Text provided →
=== Section Start ===

Monday, March 22, 2010

For what it's worth

I've been thinking and stewing, pondering and questioning this whole health care reform bill. (just ask my husband...that's why I'm blogging, to hopefully not bother him with more of my out-loud thoughts!) What is it, what does it really mean for me as an American, for my family, etc. What follows are some of what has been going through my mind-

Let me clarify that I did not support the passage of this bill. No, not because it may or may not have had abortion funding, or because historically I have checked the little 'R' box when voting. I opposed it because I don't think anyone really knows what all it says, and what the ramifications of it being passed in its entirety will be. You can't sum up an 1100 page bill in a single article about "What Health Care Reform Will Mean for You". We didn't come up with all of our current health care systems in one drastic vote...so why are we trying to change them all in one? Politics, that's why.

On both sides of the coin, Republican and Democrat, the votes for and against this bill were, overall, just a political game. (note: I am not saying all votes were based on this, but I do think an overwhelming majority were) I did appreciate some of the logical arguments that I heard both for and against it (it could federally fund abortions, there were special favors built in, it will provide coverage for people with cancer and other pre-existing conditions, etc.). However, I kept hearing the SAME arguments from either side. And correct me if I'm wrong, but I would have gotten an F in school for summarizing only 4 or 5 main points of an 1100 page book. What I am saying is, whatever side you're on, this was not researched thoroughly enough. And I'm willing to bet that the Democrats weren't the only ones getting their backs scratched to win votes.

That brings me to another related topic. I am neither Republican nor Democrat. You may be thinking...wait a minute-what? Something that I think this whole issue has brought out more than anything else in recent history is that there are a large number of people in the Christian realm who identify the terms 'Christian' and 'Republican' to mean the same thing. If this comes as a shock, I'm sorry but, they don't. (and along the same lines, 'Democrat' doesn't mean 'Satan-worshipping baby-killer' either) I think being Christian means holding to Godly principles-all of them, not just 'pet' projects that are the media-attention grabbers.

=== Section End ===

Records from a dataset
=== Section Start ===

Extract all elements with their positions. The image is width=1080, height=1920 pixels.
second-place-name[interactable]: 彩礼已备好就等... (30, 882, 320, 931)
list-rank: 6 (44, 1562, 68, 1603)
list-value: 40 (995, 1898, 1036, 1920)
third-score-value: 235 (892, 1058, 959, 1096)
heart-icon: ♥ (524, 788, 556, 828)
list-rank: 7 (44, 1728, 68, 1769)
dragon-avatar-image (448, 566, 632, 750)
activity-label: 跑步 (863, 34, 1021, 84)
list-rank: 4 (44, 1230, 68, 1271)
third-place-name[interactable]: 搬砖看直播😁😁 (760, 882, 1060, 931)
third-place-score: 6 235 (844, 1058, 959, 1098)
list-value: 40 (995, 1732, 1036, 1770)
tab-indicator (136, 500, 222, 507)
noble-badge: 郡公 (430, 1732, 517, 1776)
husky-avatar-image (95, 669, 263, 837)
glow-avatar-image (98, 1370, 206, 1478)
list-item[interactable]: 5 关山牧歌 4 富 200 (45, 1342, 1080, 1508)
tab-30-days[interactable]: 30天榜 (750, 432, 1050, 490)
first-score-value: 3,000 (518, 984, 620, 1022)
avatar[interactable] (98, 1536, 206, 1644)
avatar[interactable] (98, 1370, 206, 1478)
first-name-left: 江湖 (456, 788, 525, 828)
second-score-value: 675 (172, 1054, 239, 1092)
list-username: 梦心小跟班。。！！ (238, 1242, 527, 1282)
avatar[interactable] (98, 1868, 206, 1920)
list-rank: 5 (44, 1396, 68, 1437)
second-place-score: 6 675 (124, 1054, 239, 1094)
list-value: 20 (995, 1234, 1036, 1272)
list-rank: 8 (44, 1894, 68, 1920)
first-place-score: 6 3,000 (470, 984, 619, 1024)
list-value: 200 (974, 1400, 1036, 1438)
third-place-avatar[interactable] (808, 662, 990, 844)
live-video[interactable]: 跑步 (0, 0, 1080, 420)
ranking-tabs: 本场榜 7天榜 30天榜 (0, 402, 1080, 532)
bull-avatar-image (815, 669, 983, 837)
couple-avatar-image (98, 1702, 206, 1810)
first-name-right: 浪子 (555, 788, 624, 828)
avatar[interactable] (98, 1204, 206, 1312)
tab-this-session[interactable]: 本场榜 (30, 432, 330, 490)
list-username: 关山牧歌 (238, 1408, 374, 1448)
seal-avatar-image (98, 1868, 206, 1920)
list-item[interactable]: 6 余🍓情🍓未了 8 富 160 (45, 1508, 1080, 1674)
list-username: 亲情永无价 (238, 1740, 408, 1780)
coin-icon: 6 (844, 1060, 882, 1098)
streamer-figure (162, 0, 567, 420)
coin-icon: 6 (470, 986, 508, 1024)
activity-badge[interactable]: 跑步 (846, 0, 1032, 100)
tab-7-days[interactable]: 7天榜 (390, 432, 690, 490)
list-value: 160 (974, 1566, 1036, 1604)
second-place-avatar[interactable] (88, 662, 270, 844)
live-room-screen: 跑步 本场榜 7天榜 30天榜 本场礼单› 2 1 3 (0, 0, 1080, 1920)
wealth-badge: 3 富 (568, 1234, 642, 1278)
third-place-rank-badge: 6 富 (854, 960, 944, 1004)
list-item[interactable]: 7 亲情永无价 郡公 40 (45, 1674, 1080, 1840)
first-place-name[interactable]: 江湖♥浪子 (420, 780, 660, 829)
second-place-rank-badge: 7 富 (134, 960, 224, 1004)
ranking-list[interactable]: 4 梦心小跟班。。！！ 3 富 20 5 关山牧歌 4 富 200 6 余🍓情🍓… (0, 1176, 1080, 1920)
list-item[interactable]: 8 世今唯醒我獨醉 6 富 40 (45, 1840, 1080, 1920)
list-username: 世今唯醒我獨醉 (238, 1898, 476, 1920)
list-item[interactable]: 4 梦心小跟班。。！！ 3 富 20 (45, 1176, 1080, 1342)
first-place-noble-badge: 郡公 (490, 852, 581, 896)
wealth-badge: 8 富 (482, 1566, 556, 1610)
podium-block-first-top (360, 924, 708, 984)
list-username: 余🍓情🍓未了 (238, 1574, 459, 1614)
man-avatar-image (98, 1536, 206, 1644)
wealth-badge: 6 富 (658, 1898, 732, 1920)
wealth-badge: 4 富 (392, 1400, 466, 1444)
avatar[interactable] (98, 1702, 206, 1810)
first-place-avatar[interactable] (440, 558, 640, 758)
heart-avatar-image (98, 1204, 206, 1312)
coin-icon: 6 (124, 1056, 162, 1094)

=== Section End ===

Exercise instructions → From the first sentence of the blog post, list the words the writer uses for what they have been doing about the health care reform bill. The records have nothing to do with the blog post.

Output → thinking, stewing, pondering, questioning